• SUPPLIED PASSAGE:
————————

Monday, September 25, 2006

WHY GEORGE BUSH SHOULD THANK CHAVEZ

GREG PALAST - You'd think George Bush would get down on his knees and
kiss Hugo Chavez's behind. Not only has Chavez delivered cheap oil to
the Bronx and other poor communities in the United States. And not only
did he offer to bring aid to the victims of Katrina. In my interview
with the president of Venezuela on March 28, he made Bush the following
astonishing offer: Chavez would drop the price of oil to $50 a barrel,
"not too high, a fair price," he said -- a third less than the $75 a
barrel for oil recently posted on the spot market. That would bring down
the price at the pump by about a buck, from $3 to $2 a gallon.

But our president has basically told Chavez to take his cheaper oil and
stick it up his pipeline. . .

Venezuela, Chavez told me, has more oil than Saudi Arabia. . . His
surprising claim comes from a most surprising source: the U.S.

————————

• DATASET EXTRACT:
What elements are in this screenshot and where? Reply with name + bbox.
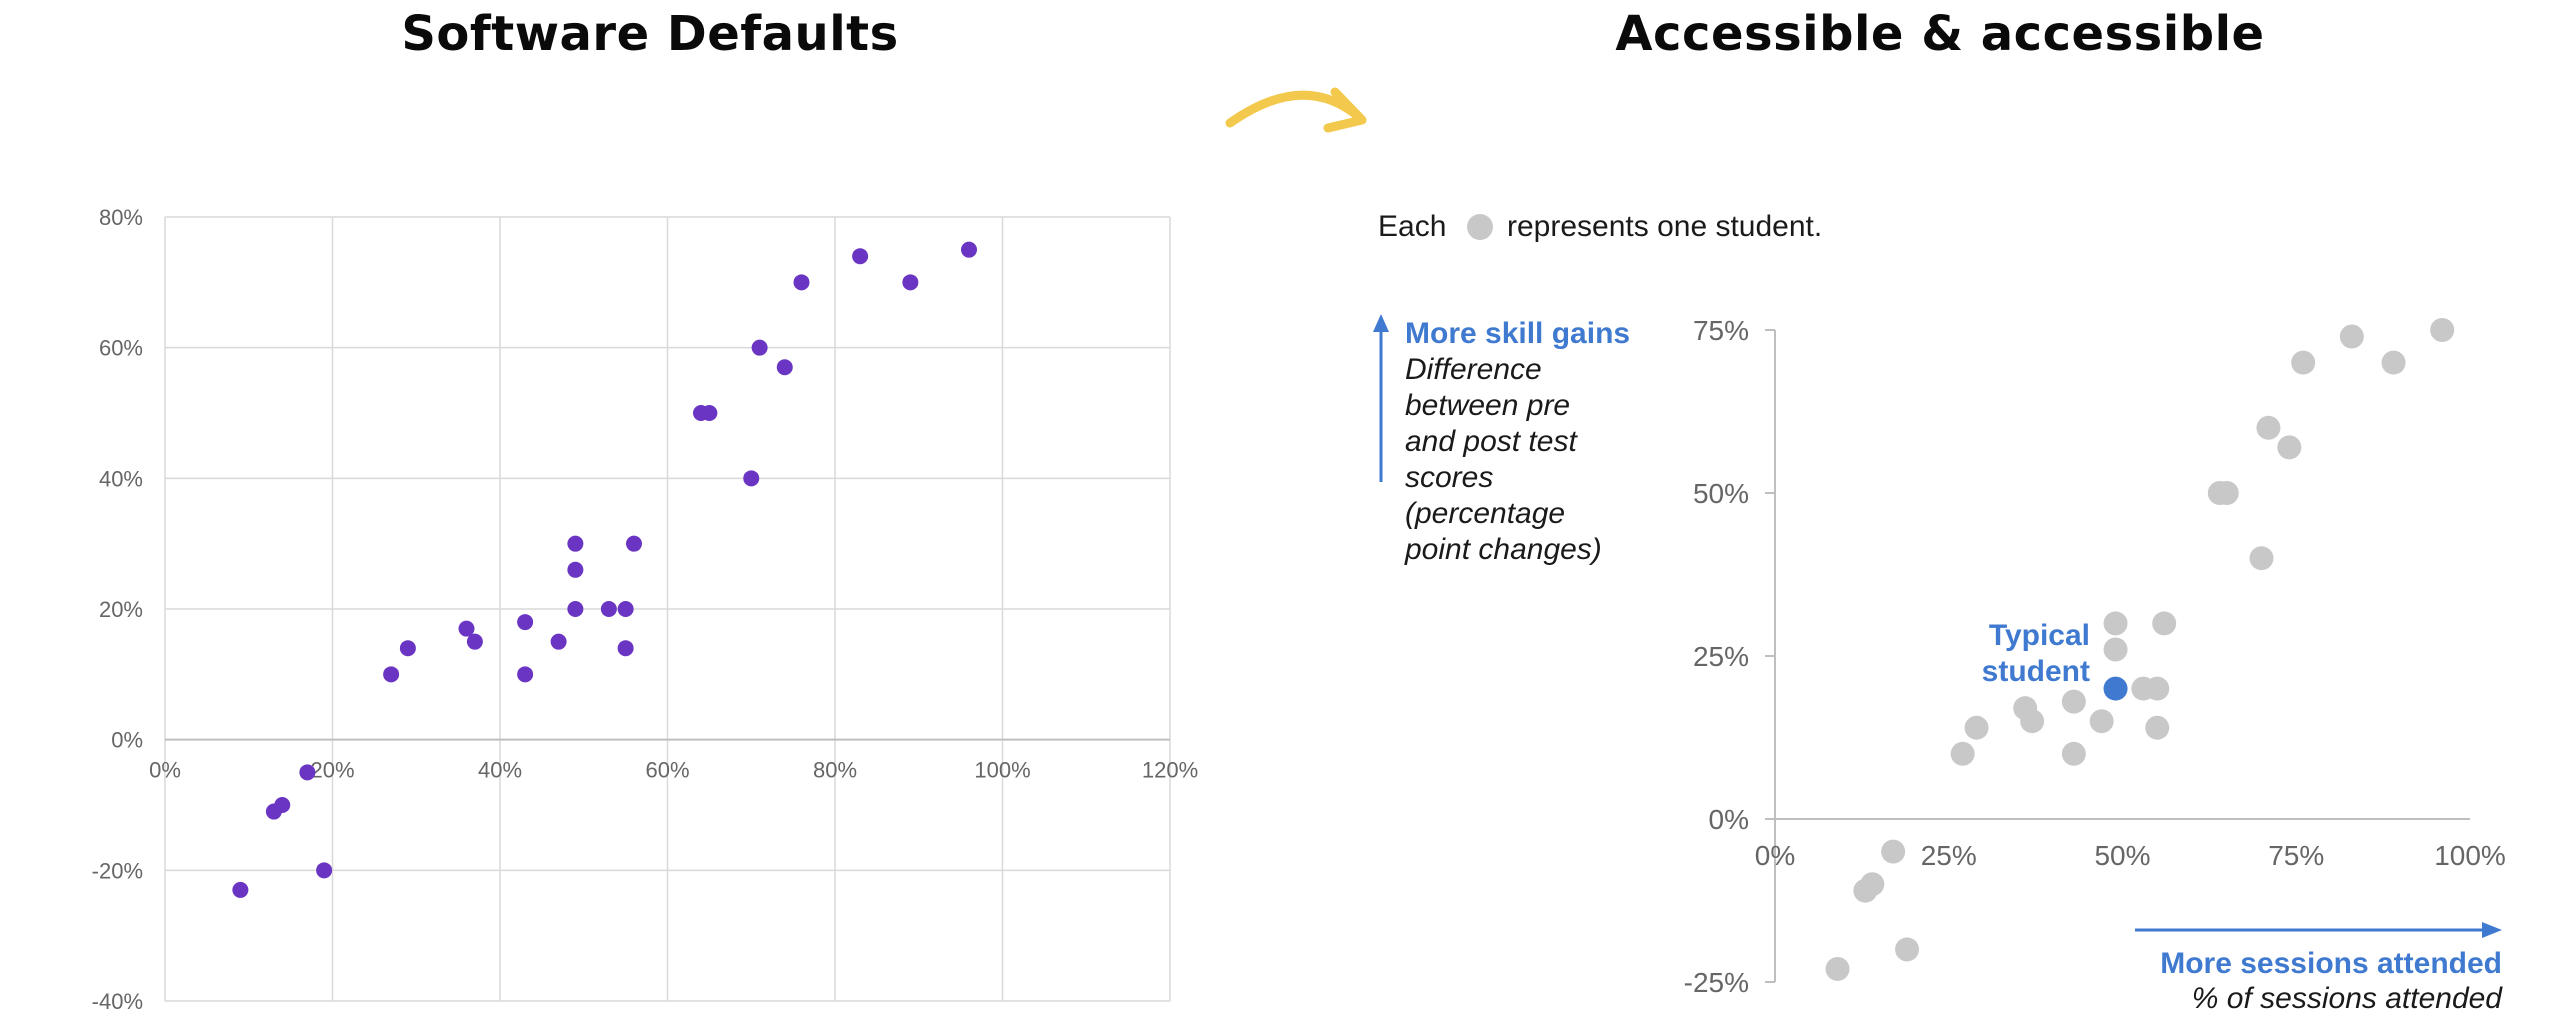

————————

• TASKS FOR THIS EXERCISE:
• a. List every person named in the piece on Bush and Chavez.
• b. From the piece on Bush and Chavez, duplicate the part that opens with the words containing "GREG PALAST - You'd" and closes with "to $2 a gallon.".
The material isn't needed for anything that follows.

• ANSWERS BY TASK:
• a. Greg Palast, George Bush, Hugo Chavez

• b.
GREG PALAST - You'd think George Bush would get down on his knees and
kiss Hugo Chavez's behind. Not only has Chavez delivered cheap oil to
the Bronx and other poor communities in the United States. And not only
did he offer to bring aid to the victims of Katrina. In my interview
with the president of Venezuela on March 28, he made Bush the following
astonishing offer: Chavez would drop the price of oil to $50 a barrel,
"not too high, a fair price," he said -- a third less than the $75 a
barrel for oil recently posted on the spot market. That would bring down
the price at the pump by about a buck, from $3 to $2 a gallon.